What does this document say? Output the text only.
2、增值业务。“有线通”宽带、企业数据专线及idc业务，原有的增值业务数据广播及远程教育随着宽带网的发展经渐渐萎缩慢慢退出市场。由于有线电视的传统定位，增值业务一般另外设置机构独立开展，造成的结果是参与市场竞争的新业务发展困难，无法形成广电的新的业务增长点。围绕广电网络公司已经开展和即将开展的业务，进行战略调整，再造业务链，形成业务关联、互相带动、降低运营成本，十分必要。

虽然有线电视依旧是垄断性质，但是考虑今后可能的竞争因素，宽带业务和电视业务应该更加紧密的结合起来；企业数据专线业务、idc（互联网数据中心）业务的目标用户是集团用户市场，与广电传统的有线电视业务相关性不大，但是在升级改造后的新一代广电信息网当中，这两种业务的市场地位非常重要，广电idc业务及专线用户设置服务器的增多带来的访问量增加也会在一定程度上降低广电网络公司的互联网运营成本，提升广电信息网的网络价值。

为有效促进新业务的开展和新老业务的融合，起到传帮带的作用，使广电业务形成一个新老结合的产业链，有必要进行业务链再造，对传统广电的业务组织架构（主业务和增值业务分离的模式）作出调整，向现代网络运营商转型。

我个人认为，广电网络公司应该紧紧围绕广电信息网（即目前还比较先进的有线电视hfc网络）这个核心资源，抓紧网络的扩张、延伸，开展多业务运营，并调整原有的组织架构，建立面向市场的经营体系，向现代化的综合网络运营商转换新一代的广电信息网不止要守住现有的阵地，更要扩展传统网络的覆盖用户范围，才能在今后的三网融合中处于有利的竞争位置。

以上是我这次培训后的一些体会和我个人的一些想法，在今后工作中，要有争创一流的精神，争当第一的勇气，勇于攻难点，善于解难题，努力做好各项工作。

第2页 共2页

__Exercise prompt__.
Repeat the material above in full, quoting it exactly.

__Task response__.
What does this document say? Output the text only.
2、增值业务。“有线通”宽带、企业数据专线及idc业务，原有的增值业务数据广播及远程教育随着宽带网的发展经渐渐萎缩慢慢退出市场。由于有线电视的传统定位，增值业务一般另外设置机构独立开展，造成的结果是参与市场竞争的新业务发展困难，无法形成广电的新的业务增长点。围绕广电网络公司已经开展和即将开展的业务，进行战略调整，再造业务链，形成业务关联、互相带动、降低运营成本，十分必要。

虽然有线电视依旧是垄断性质，但是考虑今后可能的竞争因素，宽带业务和电视业务应该更加紧密的结合起来；企业数据专线业务、idc（互联网数据中心）业务的目标用户是集团用户市场，与广电传统的有线电视业务相关性不大，但是在升级改造后的新一代广电信息网当中，这两种业务的市场地位非常重要，广电idc业务及专线用户设置服务器的增多带来的访问量增加也会在一定程度上降低广电网络公司的互联网运营成本，提升广电信息网的网络价值。

为有效促进新业务的开展和新老业务的融合，起到传帮带的作用，使广电业务形成一个新老结合的产业链，有必要进行业务链再造，对传统广电的业务组织架构（主业务和增值业务分离的模式）作出调整，向现代网络运营商转型。

我个人认为，广电网络公司应该紧紧围绕广电信息网（即目前还比较先进的有线电视hfc网络）这个核心资源，抓紧网络的扩张、延伸，开展多业务运营，并调整原有的组织架构，建立面向市场的经营体系，向现代化的综合网络运营商转换新一代的广电信息网不止要守住现有的阵地，更要扩展传统网络的覆盖用户范围，才能在今后的三网融合中处于有利的竞争位置。

以上是我这次培训后的一些体会和我个人的一些想法，在今后工作中，要有争创一流的精神，争当第一的勇气，勇于攻难点，善于解难题，努力做好各项工作。

第2页 共2页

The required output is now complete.